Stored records
::::
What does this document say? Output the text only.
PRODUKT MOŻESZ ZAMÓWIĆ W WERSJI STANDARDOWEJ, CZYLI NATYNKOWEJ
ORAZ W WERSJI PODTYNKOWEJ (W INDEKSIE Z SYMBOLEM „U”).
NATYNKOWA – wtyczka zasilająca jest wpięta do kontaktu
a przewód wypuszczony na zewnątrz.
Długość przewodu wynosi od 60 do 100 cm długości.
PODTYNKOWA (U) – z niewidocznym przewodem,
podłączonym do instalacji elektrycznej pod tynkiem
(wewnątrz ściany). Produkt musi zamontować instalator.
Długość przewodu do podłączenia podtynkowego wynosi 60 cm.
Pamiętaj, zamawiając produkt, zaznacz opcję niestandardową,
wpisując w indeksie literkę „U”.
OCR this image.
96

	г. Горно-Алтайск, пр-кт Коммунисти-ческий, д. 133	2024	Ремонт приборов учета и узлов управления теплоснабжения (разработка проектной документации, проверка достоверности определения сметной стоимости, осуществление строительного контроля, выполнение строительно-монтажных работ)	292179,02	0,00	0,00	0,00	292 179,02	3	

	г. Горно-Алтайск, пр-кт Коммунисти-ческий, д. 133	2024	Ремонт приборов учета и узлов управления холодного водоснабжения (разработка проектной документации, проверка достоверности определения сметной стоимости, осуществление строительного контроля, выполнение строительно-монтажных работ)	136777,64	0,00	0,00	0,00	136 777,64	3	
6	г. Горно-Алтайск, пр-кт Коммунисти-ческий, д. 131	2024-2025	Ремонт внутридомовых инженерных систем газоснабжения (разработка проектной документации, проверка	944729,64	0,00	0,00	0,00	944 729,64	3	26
::::
** AIM **
Starting with the line that contains "OCR this image.", return each line through the last one of the data above, exactly as written and nothing more.

** EXERCISE RESULT **
OCR this image.
96

	г. Горно-Алтайск, пр-кт Коммунисти-ческий, д. 133	2024	Ремонт приборов учета и узлов управления теплоснабжения (разработка проектной документации, проверка достоверности определения сметной стоимости, осуществление строительного контроля, выполнение строительно-монтажных работ)	292179,02	0,00	0,00	0,00	292 179,02	3	

	г. Горно-Алтайск, пр-кт Коммунисти-ческий, д. 133	2024	Ремонт приборов учета и узлов управления холодного водоснабжения (разработка проектной документации, проверка достоверности определения сметной стоимости, осуществление строительного контроля, выполнение строительно-монтажных работ)	136777,64	0,00	0,00	0,00	136 777,64	3	
6	г. Горно-Алтайск, пр-кт Коммунисти-ческий, д. 131	2024-2025	Ремонт внутридомовых инженерных систем газоснабжения (разработка проектной документации, проверка	944729,64	0,00	0,00	0,00	944 729,64	3	26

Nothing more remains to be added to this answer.